• [WORK TO DO]:
What follows is a listing. Return every line of it exactly.

• [INFORMATION GIVEN]:
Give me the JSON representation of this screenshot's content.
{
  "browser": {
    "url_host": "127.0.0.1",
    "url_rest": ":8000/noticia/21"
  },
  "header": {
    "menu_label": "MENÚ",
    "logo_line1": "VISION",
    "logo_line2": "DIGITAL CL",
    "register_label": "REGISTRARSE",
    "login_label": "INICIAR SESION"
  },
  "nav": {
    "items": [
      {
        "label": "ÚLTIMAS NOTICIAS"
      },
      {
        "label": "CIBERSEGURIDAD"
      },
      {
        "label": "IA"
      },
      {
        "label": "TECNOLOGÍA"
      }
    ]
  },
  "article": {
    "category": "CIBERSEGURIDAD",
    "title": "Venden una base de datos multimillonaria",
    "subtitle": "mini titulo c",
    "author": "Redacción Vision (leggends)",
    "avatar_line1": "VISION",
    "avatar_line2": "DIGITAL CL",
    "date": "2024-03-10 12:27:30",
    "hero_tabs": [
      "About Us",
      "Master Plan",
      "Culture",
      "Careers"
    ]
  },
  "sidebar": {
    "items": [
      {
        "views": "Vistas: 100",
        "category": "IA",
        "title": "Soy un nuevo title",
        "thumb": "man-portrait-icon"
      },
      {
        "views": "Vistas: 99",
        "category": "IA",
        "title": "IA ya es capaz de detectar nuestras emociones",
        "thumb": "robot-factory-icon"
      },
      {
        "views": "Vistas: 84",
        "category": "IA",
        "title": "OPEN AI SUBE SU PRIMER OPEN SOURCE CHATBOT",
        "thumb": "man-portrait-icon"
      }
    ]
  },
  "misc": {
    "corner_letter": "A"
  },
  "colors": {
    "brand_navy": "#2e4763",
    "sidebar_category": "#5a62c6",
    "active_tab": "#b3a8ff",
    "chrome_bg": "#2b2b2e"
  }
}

• [COMPLETE OUTPUT]:
Give me the JSON representation of this screenshot's content.
{
  "browser": {
    "url_host": "127.0.0.1",
    "url_rest": ":8000/noticia/21"
  },
  "header": {
    "menu_label": "MENÚ",
    "logo_line1": "VISION",
    "logo_line2": "DIGITAL CL",
    "register_label": "REGISTRARSE",
    "login_label": "INICIAR SESION"
  },
  "nav": {
    "items": [
      {
        "label": "ÚLTIMAS NOTICIAS"
      },
      {
        "label": "CIBERSEGURIDAD"
      },
      {
        "label": "IA"
      },
      {
        "label": "TECNOLOGÍA"
      }
    ]
  },
  "article": {
    "category": "CIBERSEGURIDAD",
    "title": "Venden una base de datos multimillonaria",
    "subtitle": "mini titulo c",
    "author": "Redacción Vision (leggends)",
    "avatar_line1": "VISION",
    "avatar_line2": "DIGITAL CL",
    "date": "2024-03-10 12:27:30",
    "hero_tabs": [
      "About Us",
      "Master Plan",
      "Culture",
      "Careers"
    ]
  },
  "sidebar": {
    "items": [
      {
        "views": "Vistas: 100",
        "category": "IA",
        "title": "Soy un nuevo title",
        "thumb": "man-portrait-icon"
      },
      {
        "views": "Vistas: 99",
        "category": "IA",
        "title": "IA ya es capaz de detectar nuestras emociones",
        "thumb": "robot-factory-icon"
      },
      {
        "views": "Vistas: 84",
        "category": "IA",
        "title": "OPEN AI SUBE SU PRIMER OPEN SOURCE CHATBOT",
        "thumb": "man-portrait-icon"
      }
    ]
  },
  "misc": {
    "corner_letter": "A"
  },
  "colors": {
    "brand_navy": "#2e4763",
    "sidebar_category": "#5a62c6",
    "active_tab": "#b3a8ff",
    "chrome_bg": "#2b2b2e"
  }
}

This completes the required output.